Look through the material below. Copy each line that contains the string "wyposażone".

Records provided ▸
⁂

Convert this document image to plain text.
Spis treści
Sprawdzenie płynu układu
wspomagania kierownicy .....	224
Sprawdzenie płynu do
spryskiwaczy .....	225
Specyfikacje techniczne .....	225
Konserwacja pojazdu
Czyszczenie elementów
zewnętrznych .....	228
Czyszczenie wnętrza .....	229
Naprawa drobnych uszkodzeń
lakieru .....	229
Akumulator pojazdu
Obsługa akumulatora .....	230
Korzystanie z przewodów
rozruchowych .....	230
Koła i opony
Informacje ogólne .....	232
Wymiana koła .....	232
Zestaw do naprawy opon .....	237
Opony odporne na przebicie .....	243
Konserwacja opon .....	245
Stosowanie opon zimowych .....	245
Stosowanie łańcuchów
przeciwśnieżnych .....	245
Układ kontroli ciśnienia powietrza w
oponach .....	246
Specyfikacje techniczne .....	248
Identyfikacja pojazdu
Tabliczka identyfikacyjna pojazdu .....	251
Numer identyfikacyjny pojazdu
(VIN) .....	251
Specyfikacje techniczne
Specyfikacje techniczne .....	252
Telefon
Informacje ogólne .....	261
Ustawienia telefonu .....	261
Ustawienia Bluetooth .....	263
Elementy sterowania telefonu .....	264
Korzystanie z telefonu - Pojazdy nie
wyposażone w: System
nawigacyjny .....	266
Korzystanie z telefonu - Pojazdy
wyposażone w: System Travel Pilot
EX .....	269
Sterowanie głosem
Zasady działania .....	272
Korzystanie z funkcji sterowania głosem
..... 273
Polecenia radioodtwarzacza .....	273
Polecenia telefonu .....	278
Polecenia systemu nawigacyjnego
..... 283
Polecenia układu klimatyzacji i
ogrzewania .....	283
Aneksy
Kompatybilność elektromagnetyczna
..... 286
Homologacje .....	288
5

⁂

Task result ▸
wyposażone w: System
wyposażone w: System Travel Pilot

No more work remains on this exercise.